WHAT YOU NEED TO DO => Copy out the listing below word for word, from its first line down to the line containing "button[interactable]: Submit [385, 1180, 730, 1275]", with both of those lines included.

Records from a data collection:
::::::
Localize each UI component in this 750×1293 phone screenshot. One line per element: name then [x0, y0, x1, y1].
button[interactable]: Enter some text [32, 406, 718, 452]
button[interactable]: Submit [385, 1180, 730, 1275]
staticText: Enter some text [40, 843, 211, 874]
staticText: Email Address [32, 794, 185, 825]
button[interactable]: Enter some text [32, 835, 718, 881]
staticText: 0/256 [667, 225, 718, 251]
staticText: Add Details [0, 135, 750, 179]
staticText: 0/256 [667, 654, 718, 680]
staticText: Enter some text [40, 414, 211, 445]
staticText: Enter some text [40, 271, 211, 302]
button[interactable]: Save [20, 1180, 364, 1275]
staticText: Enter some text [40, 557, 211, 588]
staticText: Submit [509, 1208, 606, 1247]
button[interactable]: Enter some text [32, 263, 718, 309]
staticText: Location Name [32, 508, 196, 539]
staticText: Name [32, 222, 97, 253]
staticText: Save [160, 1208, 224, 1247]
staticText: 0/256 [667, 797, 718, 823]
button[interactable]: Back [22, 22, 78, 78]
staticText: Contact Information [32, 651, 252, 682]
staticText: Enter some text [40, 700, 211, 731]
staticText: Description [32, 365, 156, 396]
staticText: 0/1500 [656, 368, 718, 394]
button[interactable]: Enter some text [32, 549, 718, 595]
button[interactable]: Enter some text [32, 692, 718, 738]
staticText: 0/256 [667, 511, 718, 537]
::::::
CORRECT ANSWER =>
Localize each UI component in this 750×1293 phone screenshot. One line per element: name then [x0, y0, x1, y1].
button[interactable]: Enter some text [32, 406, 718, 452]
button[interactable]: Submit [385, 1180, 730, 1275]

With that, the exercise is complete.